WHAT THE EXERCISE ASKS:
Go through the material below and copy each line where the word "vitae" appears.

Dataset records:
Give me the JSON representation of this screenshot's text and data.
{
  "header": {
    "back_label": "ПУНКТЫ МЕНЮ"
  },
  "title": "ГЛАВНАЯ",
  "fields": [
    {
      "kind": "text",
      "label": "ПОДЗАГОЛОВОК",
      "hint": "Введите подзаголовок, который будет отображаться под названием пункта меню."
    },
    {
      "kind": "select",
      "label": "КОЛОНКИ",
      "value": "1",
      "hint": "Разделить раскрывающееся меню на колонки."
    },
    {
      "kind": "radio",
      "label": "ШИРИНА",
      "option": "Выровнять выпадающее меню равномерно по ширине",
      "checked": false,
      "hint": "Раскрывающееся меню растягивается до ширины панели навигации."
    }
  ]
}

---

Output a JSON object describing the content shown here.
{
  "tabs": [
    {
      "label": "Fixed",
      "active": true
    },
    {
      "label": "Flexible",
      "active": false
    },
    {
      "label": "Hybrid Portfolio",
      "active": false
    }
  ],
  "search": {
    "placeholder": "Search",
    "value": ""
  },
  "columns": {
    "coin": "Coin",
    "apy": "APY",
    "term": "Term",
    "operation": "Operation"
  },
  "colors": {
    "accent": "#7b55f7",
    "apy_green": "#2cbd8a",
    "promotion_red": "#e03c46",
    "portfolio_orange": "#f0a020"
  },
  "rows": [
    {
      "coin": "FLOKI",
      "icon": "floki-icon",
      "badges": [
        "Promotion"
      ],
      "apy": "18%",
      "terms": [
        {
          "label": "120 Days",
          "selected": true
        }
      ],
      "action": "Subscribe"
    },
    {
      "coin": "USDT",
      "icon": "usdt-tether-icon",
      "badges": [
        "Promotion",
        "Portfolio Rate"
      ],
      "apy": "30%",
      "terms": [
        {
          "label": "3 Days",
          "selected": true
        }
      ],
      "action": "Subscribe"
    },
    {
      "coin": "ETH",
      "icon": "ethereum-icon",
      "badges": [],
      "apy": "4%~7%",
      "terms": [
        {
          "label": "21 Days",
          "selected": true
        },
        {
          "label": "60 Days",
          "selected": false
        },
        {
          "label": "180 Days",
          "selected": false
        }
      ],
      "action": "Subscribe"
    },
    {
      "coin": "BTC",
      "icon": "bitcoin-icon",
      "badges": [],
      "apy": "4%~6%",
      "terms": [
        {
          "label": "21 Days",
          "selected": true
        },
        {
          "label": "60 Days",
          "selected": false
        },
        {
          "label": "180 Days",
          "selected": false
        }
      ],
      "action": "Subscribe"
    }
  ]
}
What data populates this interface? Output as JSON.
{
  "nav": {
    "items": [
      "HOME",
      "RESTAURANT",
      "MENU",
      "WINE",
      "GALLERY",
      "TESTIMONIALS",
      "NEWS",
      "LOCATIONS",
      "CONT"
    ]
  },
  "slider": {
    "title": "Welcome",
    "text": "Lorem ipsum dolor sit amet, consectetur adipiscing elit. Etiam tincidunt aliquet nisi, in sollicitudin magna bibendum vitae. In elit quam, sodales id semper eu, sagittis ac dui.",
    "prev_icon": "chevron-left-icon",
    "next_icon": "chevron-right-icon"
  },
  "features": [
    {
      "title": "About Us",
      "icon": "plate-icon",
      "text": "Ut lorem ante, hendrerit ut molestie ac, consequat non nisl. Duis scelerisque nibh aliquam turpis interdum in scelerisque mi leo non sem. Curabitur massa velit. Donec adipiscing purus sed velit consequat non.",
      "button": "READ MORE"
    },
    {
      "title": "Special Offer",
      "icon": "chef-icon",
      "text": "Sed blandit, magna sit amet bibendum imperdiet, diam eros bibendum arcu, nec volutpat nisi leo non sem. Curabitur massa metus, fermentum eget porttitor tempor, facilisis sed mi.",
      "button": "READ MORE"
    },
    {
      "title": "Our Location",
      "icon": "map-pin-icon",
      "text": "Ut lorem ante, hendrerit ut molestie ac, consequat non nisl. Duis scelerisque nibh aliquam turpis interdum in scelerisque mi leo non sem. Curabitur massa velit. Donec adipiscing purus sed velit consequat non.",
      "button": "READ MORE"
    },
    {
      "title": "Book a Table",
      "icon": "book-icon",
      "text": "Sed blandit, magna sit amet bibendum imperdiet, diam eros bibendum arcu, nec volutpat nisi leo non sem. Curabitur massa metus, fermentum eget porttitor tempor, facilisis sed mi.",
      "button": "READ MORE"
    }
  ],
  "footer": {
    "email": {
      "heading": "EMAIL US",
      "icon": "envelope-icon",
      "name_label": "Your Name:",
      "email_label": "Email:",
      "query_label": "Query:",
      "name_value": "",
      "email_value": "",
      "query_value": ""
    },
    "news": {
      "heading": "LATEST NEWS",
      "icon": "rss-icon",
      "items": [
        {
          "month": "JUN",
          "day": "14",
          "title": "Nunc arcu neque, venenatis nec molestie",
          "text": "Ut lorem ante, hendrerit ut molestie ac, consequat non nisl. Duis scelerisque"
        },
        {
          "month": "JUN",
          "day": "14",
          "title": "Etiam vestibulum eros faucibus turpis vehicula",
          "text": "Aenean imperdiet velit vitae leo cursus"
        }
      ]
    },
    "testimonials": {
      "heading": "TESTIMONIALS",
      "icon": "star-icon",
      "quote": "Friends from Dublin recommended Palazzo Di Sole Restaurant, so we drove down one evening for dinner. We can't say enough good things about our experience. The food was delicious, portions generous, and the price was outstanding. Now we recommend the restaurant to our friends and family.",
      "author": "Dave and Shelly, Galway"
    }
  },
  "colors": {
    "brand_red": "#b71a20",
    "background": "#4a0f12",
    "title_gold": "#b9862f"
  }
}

---

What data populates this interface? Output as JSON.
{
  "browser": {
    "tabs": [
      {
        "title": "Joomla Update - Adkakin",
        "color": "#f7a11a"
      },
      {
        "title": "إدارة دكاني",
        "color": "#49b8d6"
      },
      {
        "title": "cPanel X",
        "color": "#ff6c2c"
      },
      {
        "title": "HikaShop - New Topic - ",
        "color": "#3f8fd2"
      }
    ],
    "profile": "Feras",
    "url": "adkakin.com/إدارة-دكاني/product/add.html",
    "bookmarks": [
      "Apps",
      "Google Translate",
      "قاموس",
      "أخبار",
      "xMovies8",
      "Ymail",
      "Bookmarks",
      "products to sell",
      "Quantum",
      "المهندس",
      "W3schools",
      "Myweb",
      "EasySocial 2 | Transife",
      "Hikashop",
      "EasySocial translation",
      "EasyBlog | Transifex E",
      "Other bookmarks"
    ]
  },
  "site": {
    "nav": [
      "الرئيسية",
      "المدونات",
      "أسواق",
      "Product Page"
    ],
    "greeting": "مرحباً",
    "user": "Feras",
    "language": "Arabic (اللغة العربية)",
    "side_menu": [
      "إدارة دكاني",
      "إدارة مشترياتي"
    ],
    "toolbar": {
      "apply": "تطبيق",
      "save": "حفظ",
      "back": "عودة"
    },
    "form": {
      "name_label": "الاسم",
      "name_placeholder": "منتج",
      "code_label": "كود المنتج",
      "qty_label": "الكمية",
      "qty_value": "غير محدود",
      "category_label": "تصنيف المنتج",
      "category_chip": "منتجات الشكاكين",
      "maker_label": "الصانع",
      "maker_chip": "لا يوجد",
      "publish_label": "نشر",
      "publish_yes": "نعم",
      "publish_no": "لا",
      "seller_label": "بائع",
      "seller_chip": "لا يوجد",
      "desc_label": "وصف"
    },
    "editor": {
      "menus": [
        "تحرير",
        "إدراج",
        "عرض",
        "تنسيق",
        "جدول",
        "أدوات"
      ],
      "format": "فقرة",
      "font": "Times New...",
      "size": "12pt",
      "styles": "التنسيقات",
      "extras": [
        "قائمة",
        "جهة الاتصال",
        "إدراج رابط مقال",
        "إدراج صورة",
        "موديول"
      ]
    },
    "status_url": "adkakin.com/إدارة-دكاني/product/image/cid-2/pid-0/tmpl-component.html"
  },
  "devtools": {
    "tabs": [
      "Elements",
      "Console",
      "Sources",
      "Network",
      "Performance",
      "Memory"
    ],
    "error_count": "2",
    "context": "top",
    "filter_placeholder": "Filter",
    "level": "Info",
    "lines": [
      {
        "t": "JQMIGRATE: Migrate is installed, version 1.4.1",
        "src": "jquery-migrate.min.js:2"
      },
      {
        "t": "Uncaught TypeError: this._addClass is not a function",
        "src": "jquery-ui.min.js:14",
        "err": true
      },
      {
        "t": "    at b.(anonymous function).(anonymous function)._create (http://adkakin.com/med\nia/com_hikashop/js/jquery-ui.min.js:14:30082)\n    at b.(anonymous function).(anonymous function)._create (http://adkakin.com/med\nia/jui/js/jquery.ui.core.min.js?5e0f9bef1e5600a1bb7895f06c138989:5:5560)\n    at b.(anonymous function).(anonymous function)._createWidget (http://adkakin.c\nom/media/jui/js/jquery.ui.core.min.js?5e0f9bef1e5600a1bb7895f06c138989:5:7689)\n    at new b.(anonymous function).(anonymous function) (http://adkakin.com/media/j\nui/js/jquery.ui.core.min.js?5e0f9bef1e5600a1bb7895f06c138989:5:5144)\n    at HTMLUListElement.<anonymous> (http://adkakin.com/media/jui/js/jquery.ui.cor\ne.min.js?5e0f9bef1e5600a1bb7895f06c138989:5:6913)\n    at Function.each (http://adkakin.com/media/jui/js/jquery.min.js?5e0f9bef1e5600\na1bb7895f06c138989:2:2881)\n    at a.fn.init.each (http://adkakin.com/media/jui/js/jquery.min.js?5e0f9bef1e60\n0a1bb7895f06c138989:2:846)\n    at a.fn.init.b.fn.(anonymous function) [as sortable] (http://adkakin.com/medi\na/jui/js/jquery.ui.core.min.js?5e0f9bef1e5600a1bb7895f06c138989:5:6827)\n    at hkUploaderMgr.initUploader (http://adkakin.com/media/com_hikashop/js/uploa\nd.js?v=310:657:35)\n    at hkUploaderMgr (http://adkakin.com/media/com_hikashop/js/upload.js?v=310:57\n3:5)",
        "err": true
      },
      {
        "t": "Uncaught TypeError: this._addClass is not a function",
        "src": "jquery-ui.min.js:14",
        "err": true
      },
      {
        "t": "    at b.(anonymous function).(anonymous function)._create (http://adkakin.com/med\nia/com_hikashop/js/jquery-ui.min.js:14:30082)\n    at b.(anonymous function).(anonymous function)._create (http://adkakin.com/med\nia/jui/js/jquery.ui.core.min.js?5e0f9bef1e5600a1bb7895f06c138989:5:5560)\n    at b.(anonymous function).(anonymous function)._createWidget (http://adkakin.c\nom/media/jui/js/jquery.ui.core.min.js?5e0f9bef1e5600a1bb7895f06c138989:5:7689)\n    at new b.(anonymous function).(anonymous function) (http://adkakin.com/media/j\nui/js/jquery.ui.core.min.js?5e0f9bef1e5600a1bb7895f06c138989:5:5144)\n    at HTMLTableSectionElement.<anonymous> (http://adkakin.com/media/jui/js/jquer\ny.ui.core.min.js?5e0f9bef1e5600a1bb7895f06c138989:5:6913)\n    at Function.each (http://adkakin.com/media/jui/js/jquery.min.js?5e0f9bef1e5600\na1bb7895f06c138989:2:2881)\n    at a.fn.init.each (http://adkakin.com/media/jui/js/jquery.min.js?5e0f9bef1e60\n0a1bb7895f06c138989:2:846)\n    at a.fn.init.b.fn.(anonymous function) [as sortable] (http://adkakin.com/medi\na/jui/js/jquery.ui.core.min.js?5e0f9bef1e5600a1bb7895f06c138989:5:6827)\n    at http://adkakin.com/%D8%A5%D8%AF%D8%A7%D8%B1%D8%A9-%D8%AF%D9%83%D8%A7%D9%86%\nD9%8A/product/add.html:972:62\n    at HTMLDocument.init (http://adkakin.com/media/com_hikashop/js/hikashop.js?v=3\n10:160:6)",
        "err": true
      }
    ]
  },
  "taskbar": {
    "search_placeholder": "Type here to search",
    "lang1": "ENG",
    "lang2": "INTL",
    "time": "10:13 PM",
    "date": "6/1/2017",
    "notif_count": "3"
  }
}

RESPONSE TO THE EXERCISE:
    "text": "Lorem ipsum dolor sit amet, consectetur adipiscing elit. Etiam tincidunt aliquet nisi, in sollicitudin magna bibendum vitae. In elit quam, sodales id semper eu, sagittis ac dui.",
          "text": "Aenean imperdiet velit vitae leo cursus"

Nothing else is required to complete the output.